Saved data entries
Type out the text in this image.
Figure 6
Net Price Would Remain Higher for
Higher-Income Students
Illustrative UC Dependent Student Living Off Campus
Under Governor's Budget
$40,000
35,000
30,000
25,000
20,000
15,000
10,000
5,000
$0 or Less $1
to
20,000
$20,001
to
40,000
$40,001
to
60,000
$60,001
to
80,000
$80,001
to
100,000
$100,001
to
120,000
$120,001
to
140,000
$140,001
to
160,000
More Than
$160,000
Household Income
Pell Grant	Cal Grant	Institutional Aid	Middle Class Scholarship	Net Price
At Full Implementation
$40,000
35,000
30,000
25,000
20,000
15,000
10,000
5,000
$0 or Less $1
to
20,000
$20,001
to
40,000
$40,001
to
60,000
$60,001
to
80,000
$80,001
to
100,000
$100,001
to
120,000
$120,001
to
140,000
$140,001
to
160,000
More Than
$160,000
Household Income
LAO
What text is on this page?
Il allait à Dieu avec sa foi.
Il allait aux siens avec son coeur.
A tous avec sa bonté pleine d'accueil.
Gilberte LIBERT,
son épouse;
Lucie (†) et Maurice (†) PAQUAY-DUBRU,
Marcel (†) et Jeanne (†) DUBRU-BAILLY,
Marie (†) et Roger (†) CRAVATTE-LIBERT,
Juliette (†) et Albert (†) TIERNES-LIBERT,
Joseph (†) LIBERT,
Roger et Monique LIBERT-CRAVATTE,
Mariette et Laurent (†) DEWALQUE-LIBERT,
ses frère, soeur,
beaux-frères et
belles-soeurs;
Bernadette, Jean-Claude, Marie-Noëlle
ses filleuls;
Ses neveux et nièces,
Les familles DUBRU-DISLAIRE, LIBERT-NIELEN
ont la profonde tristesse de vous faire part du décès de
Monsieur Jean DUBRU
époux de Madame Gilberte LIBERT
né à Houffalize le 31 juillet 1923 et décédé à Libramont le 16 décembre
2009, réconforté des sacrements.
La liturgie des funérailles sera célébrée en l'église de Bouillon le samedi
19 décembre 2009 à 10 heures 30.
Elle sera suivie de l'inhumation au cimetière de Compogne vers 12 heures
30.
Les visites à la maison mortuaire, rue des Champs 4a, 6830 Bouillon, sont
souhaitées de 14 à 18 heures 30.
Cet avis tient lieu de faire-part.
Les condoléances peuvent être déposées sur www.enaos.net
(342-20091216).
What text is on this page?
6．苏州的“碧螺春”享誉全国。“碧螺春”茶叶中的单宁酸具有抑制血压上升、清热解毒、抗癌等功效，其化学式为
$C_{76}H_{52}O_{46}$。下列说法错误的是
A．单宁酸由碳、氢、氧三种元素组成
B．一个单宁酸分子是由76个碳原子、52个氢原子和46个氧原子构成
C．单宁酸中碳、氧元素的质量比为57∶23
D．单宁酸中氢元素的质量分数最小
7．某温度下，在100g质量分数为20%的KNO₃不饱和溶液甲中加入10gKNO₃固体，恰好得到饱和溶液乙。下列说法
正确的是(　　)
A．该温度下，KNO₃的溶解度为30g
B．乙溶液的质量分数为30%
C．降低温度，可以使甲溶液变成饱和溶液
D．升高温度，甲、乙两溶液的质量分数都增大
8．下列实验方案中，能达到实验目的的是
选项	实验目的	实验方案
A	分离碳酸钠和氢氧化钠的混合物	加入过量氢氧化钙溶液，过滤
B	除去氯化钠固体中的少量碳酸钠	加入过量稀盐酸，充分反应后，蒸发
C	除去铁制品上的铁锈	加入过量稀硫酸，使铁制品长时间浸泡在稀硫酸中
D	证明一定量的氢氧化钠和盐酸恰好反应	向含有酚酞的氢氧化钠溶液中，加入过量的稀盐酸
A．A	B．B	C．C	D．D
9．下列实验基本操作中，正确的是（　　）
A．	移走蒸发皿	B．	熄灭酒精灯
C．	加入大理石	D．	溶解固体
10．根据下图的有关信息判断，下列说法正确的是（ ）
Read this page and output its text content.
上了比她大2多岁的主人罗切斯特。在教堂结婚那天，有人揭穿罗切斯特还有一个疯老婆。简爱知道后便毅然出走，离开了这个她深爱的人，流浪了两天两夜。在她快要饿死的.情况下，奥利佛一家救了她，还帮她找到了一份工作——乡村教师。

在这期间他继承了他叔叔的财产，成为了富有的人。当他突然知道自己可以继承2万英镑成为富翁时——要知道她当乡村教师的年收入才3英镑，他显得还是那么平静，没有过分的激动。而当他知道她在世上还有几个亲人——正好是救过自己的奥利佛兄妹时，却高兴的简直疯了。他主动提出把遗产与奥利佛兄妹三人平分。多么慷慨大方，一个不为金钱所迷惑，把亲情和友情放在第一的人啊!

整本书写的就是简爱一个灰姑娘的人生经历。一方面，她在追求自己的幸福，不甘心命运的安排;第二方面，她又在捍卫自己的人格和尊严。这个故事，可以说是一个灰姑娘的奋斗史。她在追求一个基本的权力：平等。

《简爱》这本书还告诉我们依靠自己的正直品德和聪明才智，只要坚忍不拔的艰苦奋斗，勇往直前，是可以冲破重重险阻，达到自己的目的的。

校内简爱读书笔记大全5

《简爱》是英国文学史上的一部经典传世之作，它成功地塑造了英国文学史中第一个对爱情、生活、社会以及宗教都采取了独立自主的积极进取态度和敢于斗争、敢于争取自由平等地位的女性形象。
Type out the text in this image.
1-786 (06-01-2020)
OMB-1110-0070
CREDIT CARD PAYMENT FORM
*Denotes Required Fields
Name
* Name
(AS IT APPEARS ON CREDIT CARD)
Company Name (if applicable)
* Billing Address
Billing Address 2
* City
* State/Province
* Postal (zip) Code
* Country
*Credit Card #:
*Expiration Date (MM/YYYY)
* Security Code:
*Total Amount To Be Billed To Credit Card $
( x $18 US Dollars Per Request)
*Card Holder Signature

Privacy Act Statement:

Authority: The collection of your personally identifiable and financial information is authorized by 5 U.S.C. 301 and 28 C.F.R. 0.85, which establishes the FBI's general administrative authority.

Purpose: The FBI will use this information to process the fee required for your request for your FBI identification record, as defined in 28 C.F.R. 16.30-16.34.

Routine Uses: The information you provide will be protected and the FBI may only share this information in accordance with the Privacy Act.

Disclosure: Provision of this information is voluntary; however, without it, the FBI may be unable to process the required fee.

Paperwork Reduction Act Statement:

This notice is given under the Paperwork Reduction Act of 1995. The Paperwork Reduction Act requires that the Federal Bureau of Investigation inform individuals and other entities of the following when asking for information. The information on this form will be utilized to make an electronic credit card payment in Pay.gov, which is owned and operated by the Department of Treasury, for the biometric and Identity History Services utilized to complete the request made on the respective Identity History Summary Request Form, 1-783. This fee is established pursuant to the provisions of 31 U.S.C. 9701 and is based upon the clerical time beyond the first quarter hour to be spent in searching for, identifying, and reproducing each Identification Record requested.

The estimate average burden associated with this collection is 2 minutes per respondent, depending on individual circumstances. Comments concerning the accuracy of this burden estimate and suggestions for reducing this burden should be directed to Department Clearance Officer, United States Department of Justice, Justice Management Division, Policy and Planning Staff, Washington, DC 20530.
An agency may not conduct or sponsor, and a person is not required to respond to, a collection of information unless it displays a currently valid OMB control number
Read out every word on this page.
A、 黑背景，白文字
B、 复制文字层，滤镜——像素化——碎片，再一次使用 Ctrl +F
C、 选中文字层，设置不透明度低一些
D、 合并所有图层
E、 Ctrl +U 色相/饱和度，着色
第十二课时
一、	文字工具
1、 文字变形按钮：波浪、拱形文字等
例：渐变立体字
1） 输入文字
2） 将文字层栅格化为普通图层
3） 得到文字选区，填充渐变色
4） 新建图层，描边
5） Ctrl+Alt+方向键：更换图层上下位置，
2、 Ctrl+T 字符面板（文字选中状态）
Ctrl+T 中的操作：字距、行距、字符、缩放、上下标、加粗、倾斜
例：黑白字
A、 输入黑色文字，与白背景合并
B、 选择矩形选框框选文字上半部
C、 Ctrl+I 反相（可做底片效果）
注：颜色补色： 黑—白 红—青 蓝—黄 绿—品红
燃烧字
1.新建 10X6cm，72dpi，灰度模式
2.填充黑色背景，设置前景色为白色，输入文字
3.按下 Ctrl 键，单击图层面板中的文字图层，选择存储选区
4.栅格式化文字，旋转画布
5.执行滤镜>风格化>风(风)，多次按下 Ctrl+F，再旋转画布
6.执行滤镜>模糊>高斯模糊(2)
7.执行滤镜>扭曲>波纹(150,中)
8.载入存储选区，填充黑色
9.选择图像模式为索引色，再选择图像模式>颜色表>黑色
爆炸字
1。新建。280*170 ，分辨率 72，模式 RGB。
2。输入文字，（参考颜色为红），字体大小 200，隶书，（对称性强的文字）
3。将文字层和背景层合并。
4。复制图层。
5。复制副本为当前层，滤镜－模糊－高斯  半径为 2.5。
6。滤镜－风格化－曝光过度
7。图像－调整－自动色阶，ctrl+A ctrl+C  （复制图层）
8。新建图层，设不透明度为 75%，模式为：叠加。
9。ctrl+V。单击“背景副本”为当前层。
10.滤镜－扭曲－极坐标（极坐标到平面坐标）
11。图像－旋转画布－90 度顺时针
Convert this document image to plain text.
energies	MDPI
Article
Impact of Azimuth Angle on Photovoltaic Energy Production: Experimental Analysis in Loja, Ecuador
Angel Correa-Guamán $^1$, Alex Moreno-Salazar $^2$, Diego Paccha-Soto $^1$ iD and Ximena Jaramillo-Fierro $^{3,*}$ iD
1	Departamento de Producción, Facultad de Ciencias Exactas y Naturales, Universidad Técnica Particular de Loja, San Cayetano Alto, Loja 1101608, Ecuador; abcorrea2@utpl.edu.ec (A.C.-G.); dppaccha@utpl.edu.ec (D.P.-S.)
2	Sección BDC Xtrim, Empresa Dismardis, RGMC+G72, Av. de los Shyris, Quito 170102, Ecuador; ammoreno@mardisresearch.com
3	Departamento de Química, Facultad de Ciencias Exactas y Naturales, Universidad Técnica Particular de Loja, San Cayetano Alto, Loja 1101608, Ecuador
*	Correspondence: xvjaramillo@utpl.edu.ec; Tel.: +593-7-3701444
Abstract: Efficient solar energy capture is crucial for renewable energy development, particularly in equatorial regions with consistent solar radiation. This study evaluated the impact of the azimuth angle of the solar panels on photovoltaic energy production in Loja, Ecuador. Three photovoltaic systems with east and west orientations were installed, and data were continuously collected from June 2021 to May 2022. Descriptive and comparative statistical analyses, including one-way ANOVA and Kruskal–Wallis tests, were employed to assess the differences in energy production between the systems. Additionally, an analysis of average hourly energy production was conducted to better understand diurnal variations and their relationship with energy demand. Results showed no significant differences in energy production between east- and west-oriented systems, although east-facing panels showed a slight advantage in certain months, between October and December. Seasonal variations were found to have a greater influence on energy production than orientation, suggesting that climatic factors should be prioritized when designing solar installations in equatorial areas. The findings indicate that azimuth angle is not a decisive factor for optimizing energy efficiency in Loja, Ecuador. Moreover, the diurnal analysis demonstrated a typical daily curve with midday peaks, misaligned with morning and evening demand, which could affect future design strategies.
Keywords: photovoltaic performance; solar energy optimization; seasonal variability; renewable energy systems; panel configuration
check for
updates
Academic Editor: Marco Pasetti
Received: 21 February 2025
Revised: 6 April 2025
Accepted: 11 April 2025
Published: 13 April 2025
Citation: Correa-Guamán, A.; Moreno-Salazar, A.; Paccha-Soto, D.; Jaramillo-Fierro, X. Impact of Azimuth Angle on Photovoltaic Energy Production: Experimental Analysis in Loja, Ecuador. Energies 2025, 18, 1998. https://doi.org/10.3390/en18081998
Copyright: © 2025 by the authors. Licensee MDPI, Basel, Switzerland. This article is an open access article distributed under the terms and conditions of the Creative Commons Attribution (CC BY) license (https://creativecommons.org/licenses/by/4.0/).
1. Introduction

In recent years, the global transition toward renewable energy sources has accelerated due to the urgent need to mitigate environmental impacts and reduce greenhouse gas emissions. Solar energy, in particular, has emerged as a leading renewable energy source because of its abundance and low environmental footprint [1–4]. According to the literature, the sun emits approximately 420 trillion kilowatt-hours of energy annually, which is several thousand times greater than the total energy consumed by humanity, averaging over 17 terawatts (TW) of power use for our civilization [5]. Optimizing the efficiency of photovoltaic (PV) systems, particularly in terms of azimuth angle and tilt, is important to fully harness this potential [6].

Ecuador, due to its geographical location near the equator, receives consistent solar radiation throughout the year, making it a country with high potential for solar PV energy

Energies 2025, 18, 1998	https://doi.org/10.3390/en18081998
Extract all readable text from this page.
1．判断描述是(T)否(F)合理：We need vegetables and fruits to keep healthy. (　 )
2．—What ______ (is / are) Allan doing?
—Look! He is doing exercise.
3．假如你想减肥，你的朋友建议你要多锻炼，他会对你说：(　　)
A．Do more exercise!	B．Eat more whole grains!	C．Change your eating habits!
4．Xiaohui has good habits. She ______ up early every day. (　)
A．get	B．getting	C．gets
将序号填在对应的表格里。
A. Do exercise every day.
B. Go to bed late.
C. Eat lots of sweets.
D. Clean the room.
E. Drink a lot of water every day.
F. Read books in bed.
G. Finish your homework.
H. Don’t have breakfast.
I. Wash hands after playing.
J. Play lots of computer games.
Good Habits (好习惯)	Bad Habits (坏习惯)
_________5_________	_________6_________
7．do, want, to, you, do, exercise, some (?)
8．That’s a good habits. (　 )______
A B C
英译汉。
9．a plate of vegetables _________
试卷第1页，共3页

Goal :: Identify the lines above with the word "Privacy". Copy them.

Full output ::
Privacy Act Statement:
Routine Uses: The information you provide will be protected and the FBI may only share this information in accordance with the Privacy Act.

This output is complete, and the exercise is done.